* [Your task] Below are some records. Pull every line that contains the word "localhost".

* [Dataset excerpts]
▬▬▬▬▬▬

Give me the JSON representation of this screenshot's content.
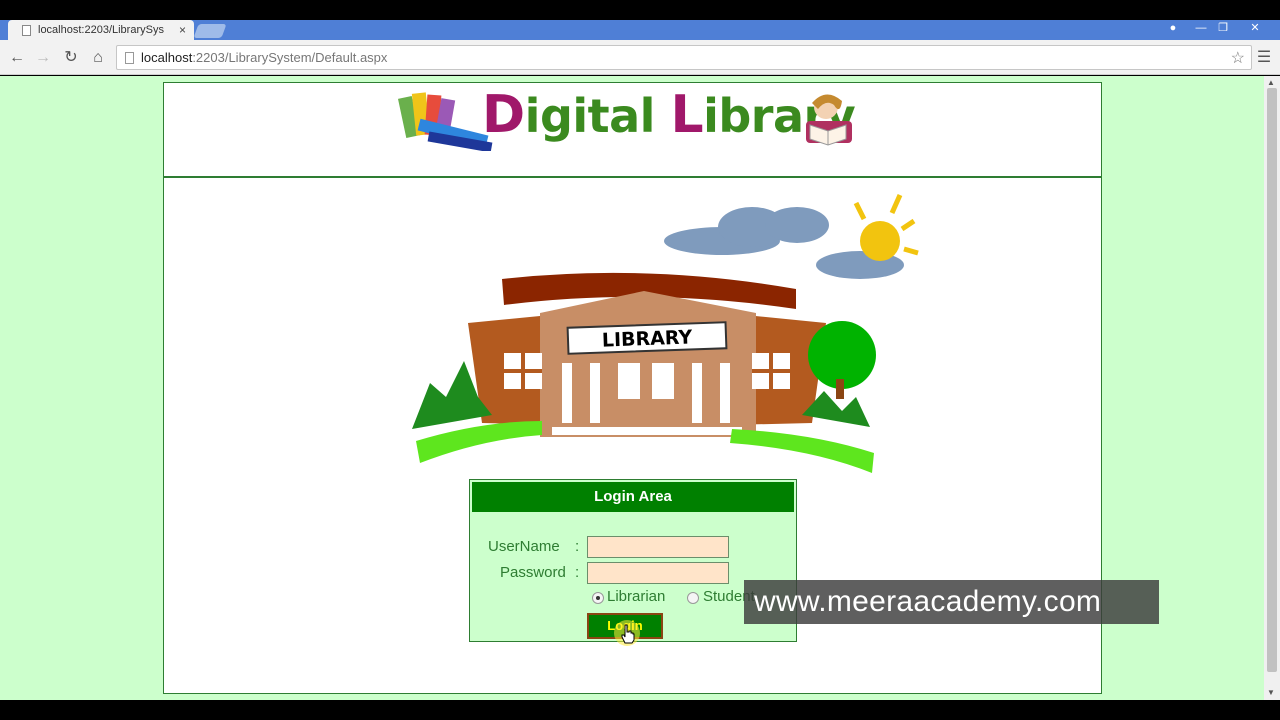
{
  "browser": {
    "tab_title": "localhost:2203/LibrarySys",
    "tab_close": "×",
    "url_host": "localhost",
    "url_rest": ":2203/LibrarySystem/Default.aspx",
    "icons": [
      "page-icon",
      "back-icon",
      "forward-icon",
      "reload-icon",
      "home-icon",
      "star-icon",
      "menu-icon",
      "user-icon",
      "minimize-icon",
      "restore-icon",
      "close-icon"
    ]
  },
  "header": {
    "logo_cap_d": "D",
    "logo_igital": "igital ",
    "logo_cap_l": "L",
    "logo_ibrary": "ibrary"
  },
  "illustration": {
    "building_sign": "LIBRARY"
  },
  "login": {
    "title": "Login Area",
    "username_label": "UserName",
    "password_label": "Password",
    "colon": ":",
    "username_value": "",
    "password_value": "",
    "role_options": [
      "Librarian",
      "Student"
    ],
    "selected_role": "Librarian",
    "button_label": "Login"
  },
  "watermark": "www.meeraacademy.com",
  "colors": {
    "page_background": "#ccffcc",
    "panel_header": "#008000",
    "button_text": "#ffff00",
    "input_background": "#ffe4c9",
    "logo_magenta": "#a0186a",
    "logo_green": "#3b8a1f"
  }
}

▬▬▬▬▬▬

* [Solution]
    "tab_title": "localhost:2203/LibrarySys",
    "url_host": "localhost",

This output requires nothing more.